▶ _Exercise_:
Exactly as written, print each record in the listing.

▶ _Record extracts_:

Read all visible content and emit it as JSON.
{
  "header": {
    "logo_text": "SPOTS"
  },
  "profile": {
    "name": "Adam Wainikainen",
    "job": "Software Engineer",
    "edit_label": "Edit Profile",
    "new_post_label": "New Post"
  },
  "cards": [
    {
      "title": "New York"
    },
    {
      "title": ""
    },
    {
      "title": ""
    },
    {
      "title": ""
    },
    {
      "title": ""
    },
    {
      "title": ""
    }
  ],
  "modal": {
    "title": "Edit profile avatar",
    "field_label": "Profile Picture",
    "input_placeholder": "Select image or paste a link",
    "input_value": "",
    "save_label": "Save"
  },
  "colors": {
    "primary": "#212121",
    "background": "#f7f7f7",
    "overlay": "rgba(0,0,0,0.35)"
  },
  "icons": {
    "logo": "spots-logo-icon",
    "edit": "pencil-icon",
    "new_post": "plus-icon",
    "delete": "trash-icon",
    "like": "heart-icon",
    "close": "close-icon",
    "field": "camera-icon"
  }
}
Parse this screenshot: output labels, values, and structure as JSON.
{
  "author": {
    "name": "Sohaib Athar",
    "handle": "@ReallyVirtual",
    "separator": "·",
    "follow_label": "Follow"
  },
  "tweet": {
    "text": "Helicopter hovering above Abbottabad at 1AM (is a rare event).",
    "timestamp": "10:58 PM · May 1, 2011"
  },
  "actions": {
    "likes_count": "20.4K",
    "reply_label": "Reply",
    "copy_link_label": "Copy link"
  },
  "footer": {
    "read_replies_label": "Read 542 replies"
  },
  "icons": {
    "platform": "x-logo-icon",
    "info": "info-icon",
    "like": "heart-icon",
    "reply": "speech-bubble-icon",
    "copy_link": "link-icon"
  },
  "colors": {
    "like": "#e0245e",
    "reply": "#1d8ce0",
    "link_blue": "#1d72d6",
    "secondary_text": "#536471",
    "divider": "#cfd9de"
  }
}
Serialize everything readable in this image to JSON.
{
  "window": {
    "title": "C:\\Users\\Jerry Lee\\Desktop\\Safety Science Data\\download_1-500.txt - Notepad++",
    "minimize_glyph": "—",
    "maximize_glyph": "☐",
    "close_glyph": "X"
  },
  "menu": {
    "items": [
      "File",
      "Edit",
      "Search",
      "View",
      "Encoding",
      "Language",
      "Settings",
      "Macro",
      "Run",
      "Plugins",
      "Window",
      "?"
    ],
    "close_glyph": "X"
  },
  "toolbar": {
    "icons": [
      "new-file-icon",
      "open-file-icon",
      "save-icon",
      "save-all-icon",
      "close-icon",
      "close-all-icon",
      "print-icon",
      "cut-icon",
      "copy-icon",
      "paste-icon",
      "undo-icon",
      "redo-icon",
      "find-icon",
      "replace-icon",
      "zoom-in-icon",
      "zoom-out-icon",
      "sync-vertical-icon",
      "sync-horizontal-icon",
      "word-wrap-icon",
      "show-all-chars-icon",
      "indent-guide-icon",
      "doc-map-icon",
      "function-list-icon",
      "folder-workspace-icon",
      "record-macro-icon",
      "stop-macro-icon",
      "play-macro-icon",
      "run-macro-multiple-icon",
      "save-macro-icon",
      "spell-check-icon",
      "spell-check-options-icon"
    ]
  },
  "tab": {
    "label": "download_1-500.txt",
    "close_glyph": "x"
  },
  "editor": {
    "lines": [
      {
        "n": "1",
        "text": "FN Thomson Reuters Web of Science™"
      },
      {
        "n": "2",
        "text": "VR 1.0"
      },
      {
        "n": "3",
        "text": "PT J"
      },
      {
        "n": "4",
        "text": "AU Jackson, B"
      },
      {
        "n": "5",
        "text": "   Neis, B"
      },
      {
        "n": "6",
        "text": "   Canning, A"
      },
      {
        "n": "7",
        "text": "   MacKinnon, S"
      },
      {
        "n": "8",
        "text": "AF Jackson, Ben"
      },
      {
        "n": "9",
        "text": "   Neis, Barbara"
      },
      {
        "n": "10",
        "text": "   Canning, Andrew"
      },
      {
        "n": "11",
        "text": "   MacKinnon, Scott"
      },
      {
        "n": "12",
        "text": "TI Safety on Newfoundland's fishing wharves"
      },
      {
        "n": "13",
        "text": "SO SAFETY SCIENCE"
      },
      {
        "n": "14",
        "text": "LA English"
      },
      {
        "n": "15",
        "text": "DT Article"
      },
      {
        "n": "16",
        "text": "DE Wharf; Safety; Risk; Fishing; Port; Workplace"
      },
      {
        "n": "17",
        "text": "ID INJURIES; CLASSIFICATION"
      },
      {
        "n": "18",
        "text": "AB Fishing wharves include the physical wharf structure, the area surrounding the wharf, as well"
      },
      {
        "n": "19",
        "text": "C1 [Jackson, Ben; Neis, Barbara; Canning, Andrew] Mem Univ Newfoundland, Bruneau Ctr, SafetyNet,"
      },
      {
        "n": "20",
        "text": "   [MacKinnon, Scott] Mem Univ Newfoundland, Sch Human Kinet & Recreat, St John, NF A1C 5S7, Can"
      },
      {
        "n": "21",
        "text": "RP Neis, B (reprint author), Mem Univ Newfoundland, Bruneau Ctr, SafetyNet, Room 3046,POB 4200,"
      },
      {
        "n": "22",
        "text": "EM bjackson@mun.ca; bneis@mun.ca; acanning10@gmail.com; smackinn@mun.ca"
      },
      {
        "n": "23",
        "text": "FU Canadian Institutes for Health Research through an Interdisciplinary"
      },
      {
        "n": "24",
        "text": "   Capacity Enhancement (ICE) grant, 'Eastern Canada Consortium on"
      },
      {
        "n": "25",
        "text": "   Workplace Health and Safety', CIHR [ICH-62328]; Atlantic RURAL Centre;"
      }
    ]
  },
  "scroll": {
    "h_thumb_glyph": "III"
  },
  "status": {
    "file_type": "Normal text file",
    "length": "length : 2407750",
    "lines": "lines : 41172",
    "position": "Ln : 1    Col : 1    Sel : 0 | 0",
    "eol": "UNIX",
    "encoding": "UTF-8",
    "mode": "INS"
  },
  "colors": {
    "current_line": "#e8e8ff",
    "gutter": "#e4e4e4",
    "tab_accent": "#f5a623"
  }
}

▶ _Completed task_:
Read all visible content and emit it as JSON.
{
  "header": {
    "logo_text": "SPOTS"
  },
  "profile": {
    "name": "Adam Wainikainen",
    "job": "Software Engineer",
    "edit_label": "Edit Profile",
    "new_post_label": "New Post"
  },
  "cards": [
    {
      "title": "New York"
    },
    {
      "title": ""
    },
    {
      "title": ""
    },
    {
      "title": ""
    },
    {
      "title": ""
    },
    {
      "title": ""
    }
  ],
  "modal": {
    "title": "Edit profile avatar",
    "field_label": "Profile Picture",
    "input_placeholder": "Select image or paste a link",
    "input_value": "",
    "save_label": "Save"
  },
  "colors": {
    "primary": "#212121",
    "background": "#f7f7f7",
    "overlay": "rgba(0,0,0,0.35)"
  },
  "icons": {
    "logo": "spots-logo-icon",
    "edit": "pencil-icon",
    "new_post": "plus-icon",
    "delete": "trash-icon",
    "like": "heart-icon",
    "close": "close-icon",
    "field": "camera-icon"
  }
}
Parse this screenshot: output labels, values, and structure as JSON.
{
  "author": {
    "name": "Sohaib Athar",
    "handle": "@ReallyVirtual",
    "separator": "·",
    "follow_label": "Follow"
  },
  "tweet": {
    "text": "Helicopter hovering above Abbottabad at 1AM (is a rare event).",
    "timestamp": "10:58 PM · May 1, 2011"
  },
  "actions": {
    "likes_count": "20.4K",
    "reply_label": "Reply",
    "copy_link_label": "Copy link"
  },
  "footer": {
    "read_replies_label": "Read 542 replies"
  },
  "icons": {
    "platform": "x-logo-icon",
    "info": "info-icon",
    "like": "heart-icon",
    "reply": "speech-bubble-icon",
    "copy_link": "link-icon"
  },
  "colors": {
    "like": "#e0245e",
    "reply": "#1d8ce0",
    "link_blue": "#1d72d6",
    "secondary_text": "#536471",
    "divider": "#cfd9de"
  }
}
Serialize everything readable in this image to JSON.
{
  "window": {
    "title": "C:\\Users\\Jerry Lee\\Desktop\\Safety Science Data\\download_1-500.txt - Notepad++",
    "minimize_glyph": "—",
    "maximize_glyph": "☐",
    "close_glyph": "X"
  },
  "menu": {
    "items": [
      "File",
      "Edit",
      "Search",
      "View",
      "Encoding",
      "Language",
      "Settings",
      "Macro",
      "Run",
      "Plugins",
      "Window",
      "?"
    ],
    "close_glyph": "X"
  },
  "toolbar": {
    "icons": [
      "new-file-icon",
      "open-file-icon",
      "save-icon",
      "save-all-icon",
      "close-icon",
      "close-all-icon",
      "print-icon",
      "cut-icon",
      "copy-icon",
      "paste-icon",
      "undo-icon",
      "redo-icon",
      "find-icon",
      "replace-icon",
      "zoom-in-icon",
      "zoom-out-icon",
      "sync-vertical-icon",
      "sync-horizontal-icon",
      "word-wrap-icon",
      "show-all-chars-icon",
      "indent-guide-icon",
      "doc-map-icon",
      "function-list-icon",
      "folder-workspace-icon",
      "record-macro-icon",
      "stop-macro-icon",
      "play-macro-icon",
      "run-macro-multiple-icon",
      "save-macro-icon",
      "spell-check-icon",
      "spell-check-options-icon"
    ]
  },
  "tab": {
    "label": "download_1-500.txt",
    "close_glyph": "x"
  },
  "editor": {
    "lines": [
      {
        "n": "1",
        "text": "FN Thomson Reuters Web of Science™"
      },
      {
        "n": "2",
        "text": "VR 1.0"
      },
      {
        "n": "3",
        "text": "PT J"
      },
      {
        "n": "4",
        "text": "AU Jackson, B"
      },
      {
        "n": "5",
        "text": "   Neis, B"
      },
      {
        "n": "6",
        "text": "   Canning, A"
      },
      {
        "n": "7",
        "text": "   MacKinnon, S"
      },
      {
        "n": "8",
        "text": "AF Jackson, Ben"
      },
      {
        "n": "9",
        "text": "   Neis, Barbara"
      },
      {
        "n": "10",
        "text": "   Canning, Andrew"
      },
      {
        "n": "11",
        "text": "   MacKinnon, Scott"
      },
      {
        "n": "12",
        "text": "TI Safety on Newfoundland's fishing wharves"
      },
      {
        "n": "13",
        "text": "SO SAFETY SCIENCE"
      },
      {
        "n": "14",
        "text": "LA English"
      },
      {
        "n": "15",
        "text": "DT Article"
      },
      {
        "n": "16",
        "text": "DE Wharf; Safety; Risk; Fishing; Port; Workplace"
      },
      {
        "n": "17",
        "text": "ID INJURIES; CLASSIFICATION"
      },
      {
        "n": "18",
        "text": "AB Fishing wharves include the physical wharf structure, the area surrounding the wharf, as well"
      },
      {
        "n": "19",
        "text": "C1 [Jackson, Ben; Neis, Barbara; Canning, Andrew] Mem Univ Newfoundland, Bruneau Ctr, SafetyNet,"
      },
      {
        "n": "20",
        "text": "   [MacKinnon, Scott] Mem Univ Newfoundland, Sch Human Kinet & Recreat, St John, NF A1C 5S7, Can"
      },
      {
        "n": "21",
        "text": "RP Neis, B (reprint author), Mem Univ Newfoundland, Bruneau Ctr, SafetyNet, Room 3046,POB 4200,"
      },
      {
        "n": "22",
        "text": "EM bjackson@mun.ca; bneis@mun.ca; acanning10@gmail.com; smackinn@mun.ca"
      },
      {
        "n": "23",
        "text": "FU Canadian Institutes for Health Research through an Interdisciplinary"
      },
      {
        "n": "24",
        "text": "   Capacity Enhancement (ICE) grant, 'Eastern Canada Consortium on"
      },
      {
        "n": "25",
        "text": "   Workplace Health and Safety', CIHR [ICH-62328]; Atlantic RURAL Centre;"
      }
    ]
  },
  "scroll": {
    "h_thumb_glyph": "III"
  },
  "status": {
    "file_type": "Normal text file",
    "length": "length : 2407750",
    "lines": "lines : 41172",
    "position": "Ln : 1    Col : 1    Sel : 0 | 0",
    "eol": "UNIX",
    "encoding": "UTF-8",
    "mode": "INS"
  },
  "colors": {
    "current_line": "#e8e8ff",
    "gutter": "#e4e4e4",
    "tab_accent": "#f5a623"
  }
}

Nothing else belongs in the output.